◆ Stated task: From the entries that follow, pick out all lines holding "Broad".

============================================================

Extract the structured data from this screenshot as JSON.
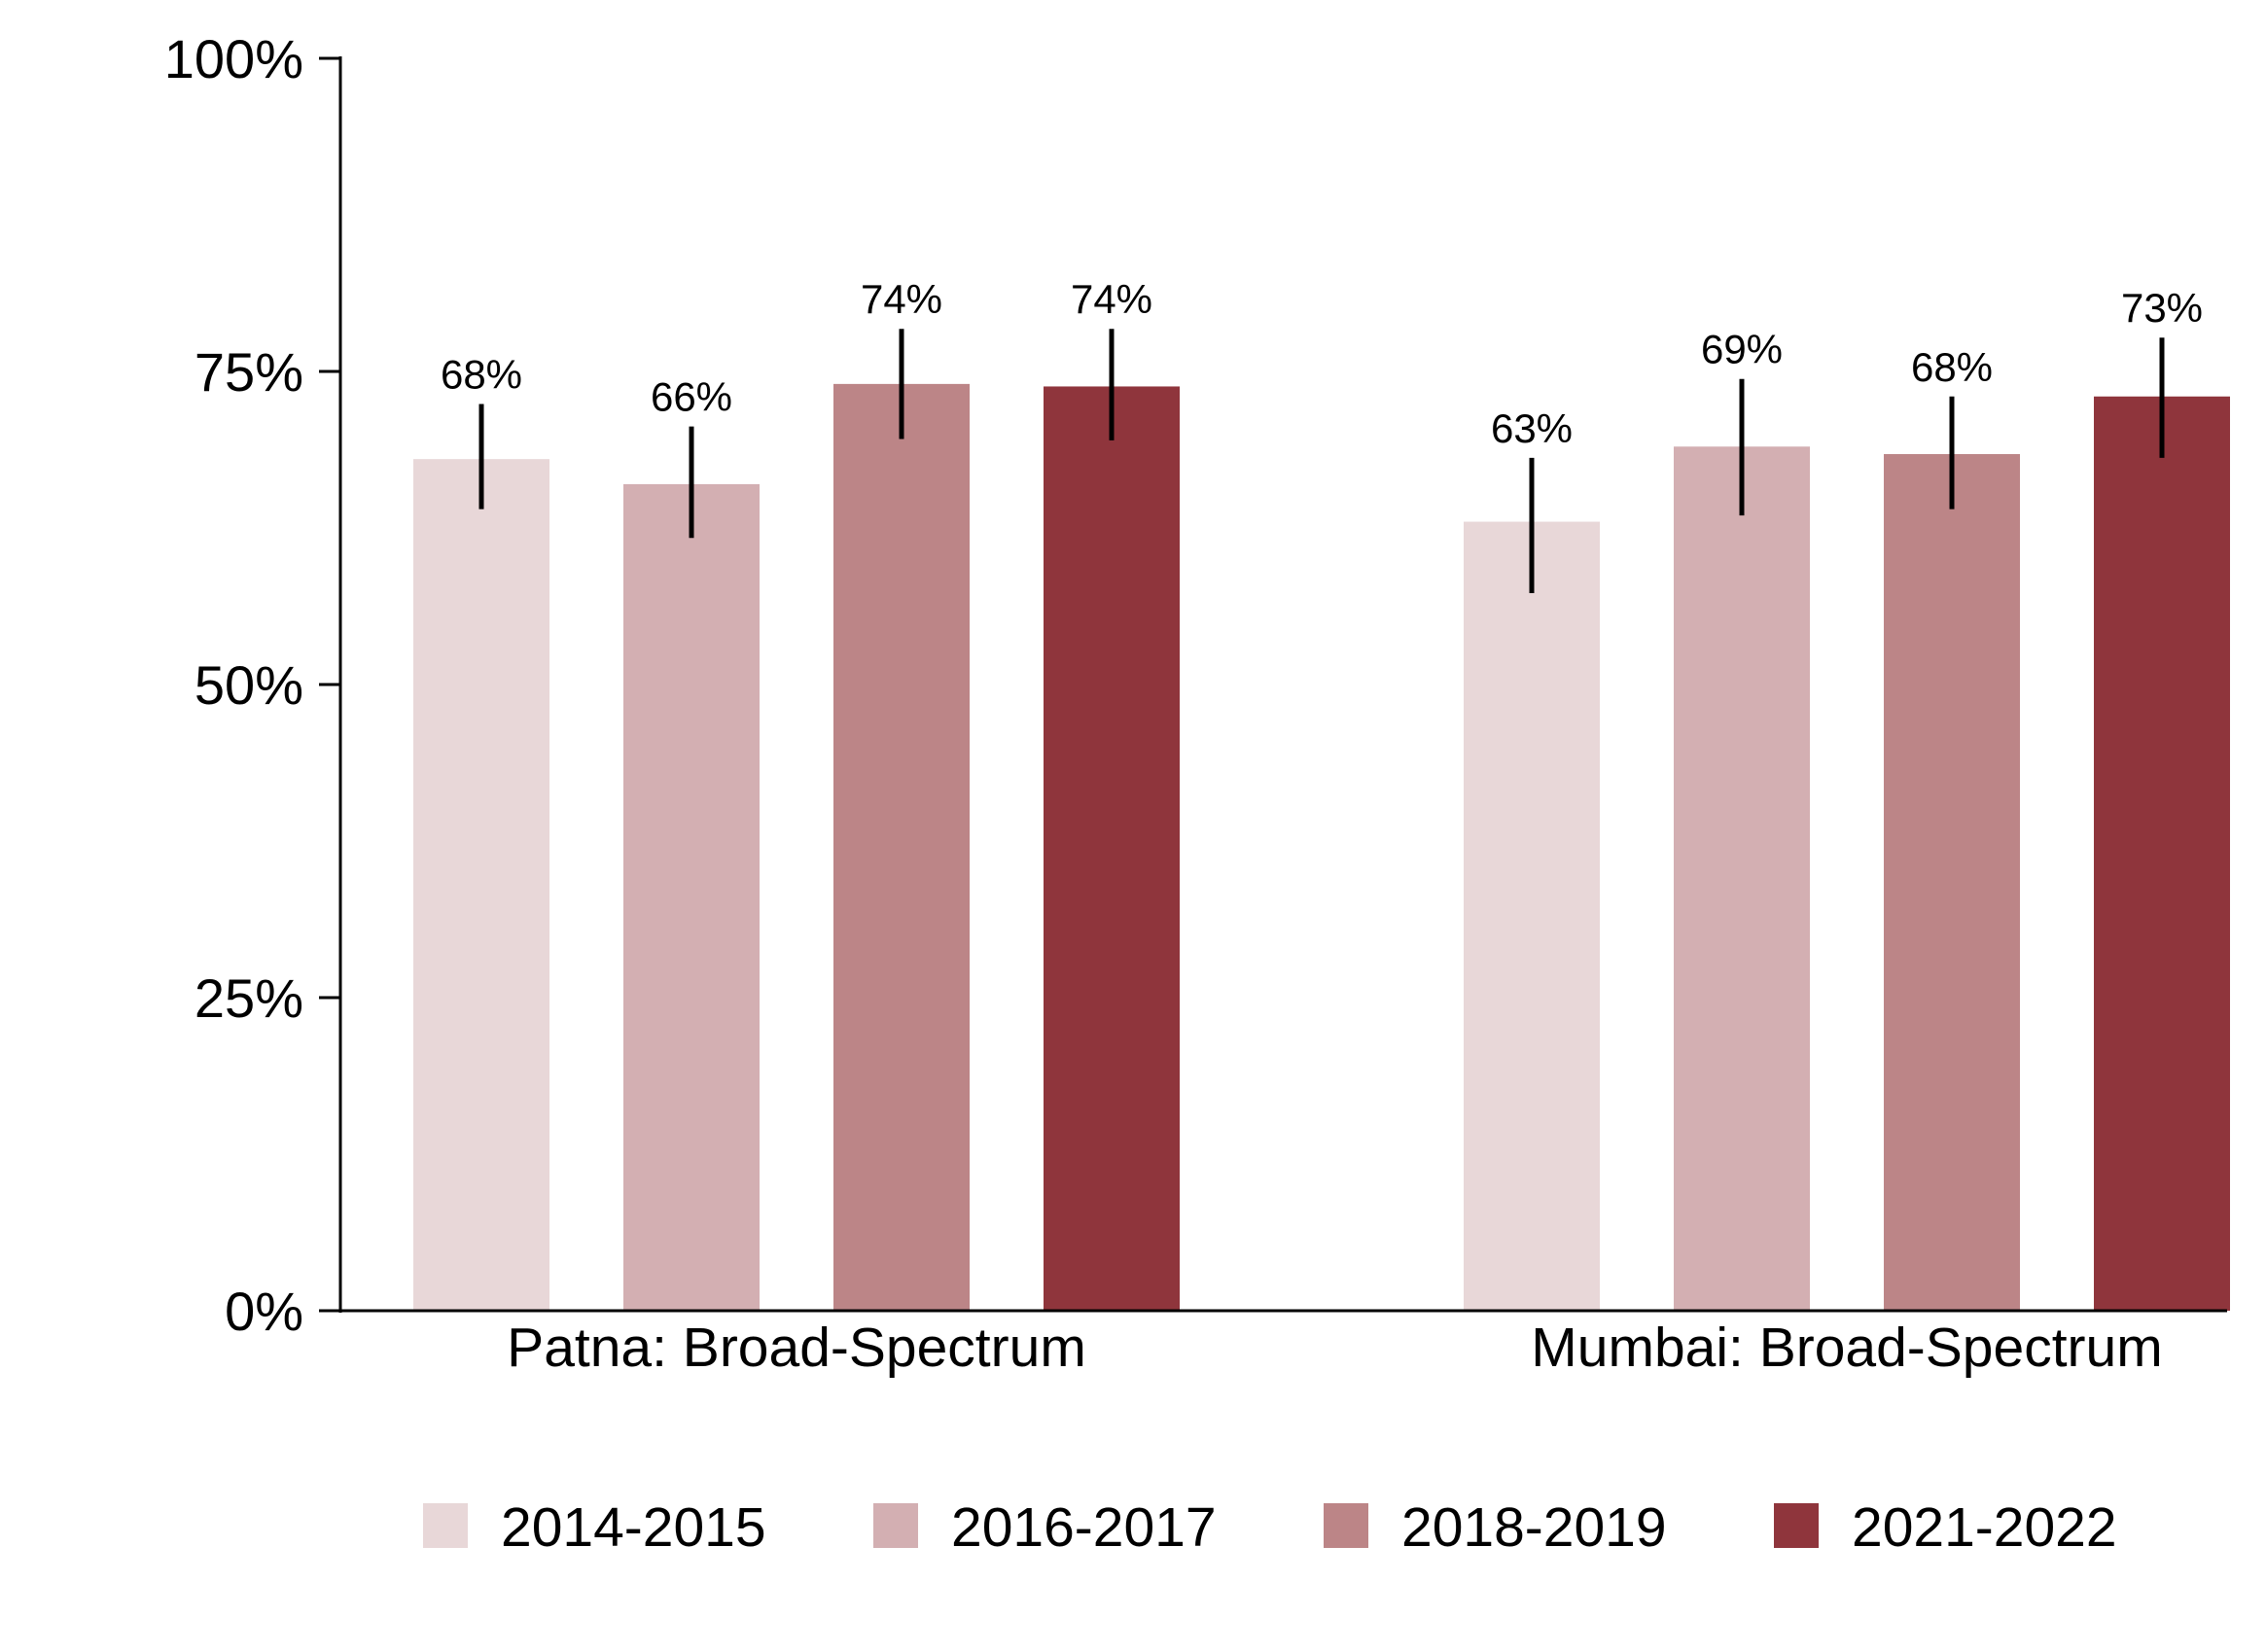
{
  "chart_data": {
    "type": "bar",
    "categories": [
      "Patna: Broad-Spectrum",
      "Mumbai: Broad-Spectrum"
    ],
    "series": [
      {
        "name": "2014-2015",
        "color": "#e8d7d8",
        "values": [
          68,
          63
        ],
        "labels": [
          "68%",
          "63%"
        ],
        "error_low": [
          64,
          57.3
        ],
        "error_high": [
          72.4,
          68.1
        ]
      },
      {
        "name": "2016-2017",
        "color": "#d3afb2",
        "values": [
          66,
          69
        ],
        "labels": [
          "66%",
          "69%"
        ],
        "error_low": [
          61.7,
          63.5
        ],
        "error_high": [
          70.6,
          74.4
        ]
      },
      {
        "name": "2018-2019",
        "color": "#bc8587",
        "values": [
          74,
          68.4
        ],
        "labels": [
          "74%",
          "68%"
        ],
        "error_low": [
          69.6,
          64
        ],
        "error_high": [
          78.4,
          73
        ]
      },
      {
        "name": "2021-2022",
        "color": "#8f353c",
        "values": [
          73.8,
          73
        ],
        "labels": [
          "74%",
          "73%"
        ],
        "error_low": [
          69.5,
          68.1
        ],
        "error_high": [
          78.4,
          77.7
        ]
      }
    ],
    "ylim": [
      0,
      100
    ],
    "yticks": [
      0,
      25,
      50,
      75,
      100
    ],
    "ytick_labels": [
      "0%",
      "25%",
      "50%",
      "75%",
      "100%"
    ],
    "title": "",
    "xlabel": "",
    "ylabel": "",
    "grid": false,
    "legend_position": "bottom"
  }
}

============================================================

◆ Answer for the task:
      "Patna: Broad-Spectrum",
      "Mumbai: Broad-Spectrum"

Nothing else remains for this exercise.